Prompt
The answer is one number: how many lines in the data below hold "name".

··· Extracted information

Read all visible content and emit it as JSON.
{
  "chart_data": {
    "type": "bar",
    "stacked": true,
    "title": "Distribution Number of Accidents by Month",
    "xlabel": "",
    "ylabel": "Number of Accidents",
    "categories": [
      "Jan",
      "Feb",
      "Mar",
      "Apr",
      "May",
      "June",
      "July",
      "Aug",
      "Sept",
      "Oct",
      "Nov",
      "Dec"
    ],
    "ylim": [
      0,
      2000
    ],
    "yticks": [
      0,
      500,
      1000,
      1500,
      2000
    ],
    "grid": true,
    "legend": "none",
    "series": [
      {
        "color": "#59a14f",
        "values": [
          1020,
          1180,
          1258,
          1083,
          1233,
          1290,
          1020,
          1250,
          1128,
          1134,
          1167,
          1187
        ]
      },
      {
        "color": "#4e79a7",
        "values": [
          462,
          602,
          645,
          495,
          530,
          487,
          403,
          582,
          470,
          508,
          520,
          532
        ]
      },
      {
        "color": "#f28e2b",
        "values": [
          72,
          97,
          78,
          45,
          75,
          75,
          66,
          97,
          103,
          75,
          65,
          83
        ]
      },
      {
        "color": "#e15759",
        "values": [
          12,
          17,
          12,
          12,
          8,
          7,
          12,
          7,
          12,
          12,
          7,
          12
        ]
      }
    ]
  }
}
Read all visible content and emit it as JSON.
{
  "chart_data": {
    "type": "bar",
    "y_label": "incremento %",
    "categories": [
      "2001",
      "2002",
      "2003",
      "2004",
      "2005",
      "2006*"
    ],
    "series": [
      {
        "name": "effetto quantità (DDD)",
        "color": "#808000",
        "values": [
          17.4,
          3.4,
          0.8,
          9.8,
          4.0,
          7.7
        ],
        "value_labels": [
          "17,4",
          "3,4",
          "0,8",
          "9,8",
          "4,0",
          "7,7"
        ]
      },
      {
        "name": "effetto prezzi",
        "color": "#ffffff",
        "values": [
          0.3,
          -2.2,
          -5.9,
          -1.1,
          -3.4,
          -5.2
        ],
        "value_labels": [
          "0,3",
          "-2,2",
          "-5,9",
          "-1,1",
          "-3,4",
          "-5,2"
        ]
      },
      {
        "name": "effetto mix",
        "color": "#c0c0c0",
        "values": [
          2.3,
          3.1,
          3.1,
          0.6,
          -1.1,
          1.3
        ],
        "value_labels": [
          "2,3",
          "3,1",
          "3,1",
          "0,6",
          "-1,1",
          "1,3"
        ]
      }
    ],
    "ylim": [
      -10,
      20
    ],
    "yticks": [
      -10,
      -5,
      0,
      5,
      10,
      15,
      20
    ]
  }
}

······

Finished answer
3